- [What the exercise asks]
Below are the records. List every line holding the word "background".

------ Supplied material

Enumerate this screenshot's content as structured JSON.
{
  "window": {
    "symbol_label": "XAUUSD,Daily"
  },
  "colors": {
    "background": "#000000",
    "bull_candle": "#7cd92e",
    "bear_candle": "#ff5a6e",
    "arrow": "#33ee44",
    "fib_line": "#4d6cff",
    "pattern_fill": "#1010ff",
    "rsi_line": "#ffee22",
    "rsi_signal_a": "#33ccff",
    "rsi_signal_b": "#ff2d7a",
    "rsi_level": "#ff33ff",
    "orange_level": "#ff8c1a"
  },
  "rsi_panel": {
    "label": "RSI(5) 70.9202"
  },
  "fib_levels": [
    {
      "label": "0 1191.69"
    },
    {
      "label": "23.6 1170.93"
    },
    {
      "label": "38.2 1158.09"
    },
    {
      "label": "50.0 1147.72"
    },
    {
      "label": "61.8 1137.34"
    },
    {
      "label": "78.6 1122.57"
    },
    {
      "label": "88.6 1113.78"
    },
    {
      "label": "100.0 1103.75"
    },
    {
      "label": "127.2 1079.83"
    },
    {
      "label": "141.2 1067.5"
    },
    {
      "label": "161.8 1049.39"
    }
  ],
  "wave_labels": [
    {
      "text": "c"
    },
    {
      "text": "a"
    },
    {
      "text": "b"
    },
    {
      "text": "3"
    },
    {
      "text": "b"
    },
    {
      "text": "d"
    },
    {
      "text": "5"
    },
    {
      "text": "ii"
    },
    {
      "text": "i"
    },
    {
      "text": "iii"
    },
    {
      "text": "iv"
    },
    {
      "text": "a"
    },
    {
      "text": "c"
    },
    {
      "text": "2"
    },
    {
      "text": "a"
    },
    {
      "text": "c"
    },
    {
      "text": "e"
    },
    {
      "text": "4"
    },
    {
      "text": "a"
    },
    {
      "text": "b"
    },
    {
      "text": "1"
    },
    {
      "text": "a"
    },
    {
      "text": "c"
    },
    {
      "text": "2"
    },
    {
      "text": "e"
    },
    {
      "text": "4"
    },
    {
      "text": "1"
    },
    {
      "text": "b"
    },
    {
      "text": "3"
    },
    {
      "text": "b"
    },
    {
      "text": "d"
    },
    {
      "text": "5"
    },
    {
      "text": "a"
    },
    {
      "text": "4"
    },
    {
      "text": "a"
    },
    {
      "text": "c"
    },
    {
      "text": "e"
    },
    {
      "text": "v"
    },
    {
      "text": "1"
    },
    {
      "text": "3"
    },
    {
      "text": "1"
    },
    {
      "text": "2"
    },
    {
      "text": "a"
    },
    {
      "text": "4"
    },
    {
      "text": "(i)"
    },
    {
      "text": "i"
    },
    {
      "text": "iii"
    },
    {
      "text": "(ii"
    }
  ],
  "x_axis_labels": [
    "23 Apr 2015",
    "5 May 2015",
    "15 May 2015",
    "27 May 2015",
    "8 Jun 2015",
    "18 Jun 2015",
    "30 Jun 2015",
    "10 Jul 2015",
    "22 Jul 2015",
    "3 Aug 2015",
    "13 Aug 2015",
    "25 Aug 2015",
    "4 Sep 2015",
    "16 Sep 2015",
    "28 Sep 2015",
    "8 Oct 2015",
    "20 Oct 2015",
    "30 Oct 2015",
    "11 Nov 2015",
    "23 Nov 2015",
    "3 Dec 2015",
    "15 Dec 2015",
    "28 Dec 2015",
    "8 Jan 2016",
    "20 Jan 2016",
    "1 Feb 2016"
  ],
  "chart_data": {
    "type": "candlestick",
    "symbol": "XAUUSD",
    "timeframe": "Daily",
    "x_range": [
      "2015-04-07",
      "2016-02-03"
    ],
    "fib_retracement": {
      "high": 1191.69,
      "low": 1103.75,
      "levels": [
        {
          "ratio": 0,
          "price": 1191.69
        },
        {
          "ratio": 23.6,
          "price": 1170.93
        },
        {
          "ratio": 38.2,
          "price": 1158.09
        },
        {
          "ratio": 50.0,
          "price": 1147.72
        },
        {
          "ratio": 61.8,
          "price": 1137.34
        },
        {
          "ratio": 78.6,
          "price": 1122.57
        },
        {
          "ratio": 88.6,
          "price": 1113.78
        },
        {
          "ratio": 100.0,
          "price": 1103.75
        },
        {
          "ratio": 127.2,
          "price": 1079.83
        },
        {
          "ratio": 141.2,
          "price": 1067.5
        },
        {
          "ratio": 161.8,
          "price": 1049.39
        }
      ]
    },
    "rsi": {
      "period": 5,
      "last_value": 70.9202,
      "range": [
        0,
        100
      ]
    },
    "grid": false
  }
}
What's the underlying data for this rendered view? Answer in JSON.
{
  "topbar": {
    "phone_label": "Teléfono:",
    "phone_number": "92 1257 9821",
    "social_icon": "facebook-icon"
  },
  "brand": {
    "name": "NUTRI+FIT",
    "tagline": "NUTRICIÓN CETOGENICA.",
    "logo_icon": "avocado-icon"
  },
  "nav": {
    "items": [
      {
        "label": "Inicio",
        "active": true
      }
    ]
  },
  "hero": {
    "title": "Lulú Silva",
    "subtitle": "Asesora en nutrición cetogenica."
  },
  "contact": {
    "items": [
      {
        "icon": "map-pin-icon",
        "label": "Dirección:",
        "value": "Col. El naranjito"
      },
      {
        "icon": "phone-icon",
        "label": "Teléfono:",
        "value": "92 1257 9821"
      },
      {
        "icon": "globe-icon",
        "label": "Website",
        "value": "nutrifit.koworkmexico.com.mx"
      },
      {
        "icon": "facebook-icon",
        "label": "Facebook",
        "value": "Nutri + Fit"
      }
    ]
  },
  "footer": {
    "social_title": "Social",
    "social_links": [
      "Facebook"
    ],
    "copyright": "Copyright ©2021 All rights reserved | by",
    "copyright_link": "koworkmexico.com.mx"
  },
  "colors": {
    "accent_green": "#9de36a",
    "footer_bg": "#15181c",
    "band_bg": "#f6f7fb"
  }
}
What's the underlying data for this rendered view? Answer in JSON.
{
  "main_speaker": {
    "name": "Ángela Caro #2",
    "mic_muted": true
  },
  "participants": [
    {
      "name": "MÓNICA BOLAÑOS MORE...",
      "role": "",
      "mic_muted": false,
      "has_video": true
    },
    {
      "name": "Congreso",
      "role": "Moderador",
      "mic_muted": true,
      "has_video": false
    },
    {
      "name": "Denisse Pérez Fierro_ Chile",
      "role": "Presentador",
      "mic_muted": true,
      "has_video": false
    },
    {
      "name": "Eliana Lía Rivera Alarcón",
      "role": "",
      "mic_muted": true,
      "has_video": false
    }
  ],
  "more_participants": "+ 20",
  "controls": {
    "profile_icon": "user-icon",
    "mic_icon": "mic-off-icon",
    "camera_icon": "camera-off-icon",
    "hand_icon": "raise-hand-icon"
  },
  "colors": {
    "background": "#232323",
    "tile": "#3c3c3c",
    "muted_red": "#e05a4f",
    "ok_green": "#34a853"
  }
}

------------

- [Solution]
    "background": "#000000",
    "background": "#232323",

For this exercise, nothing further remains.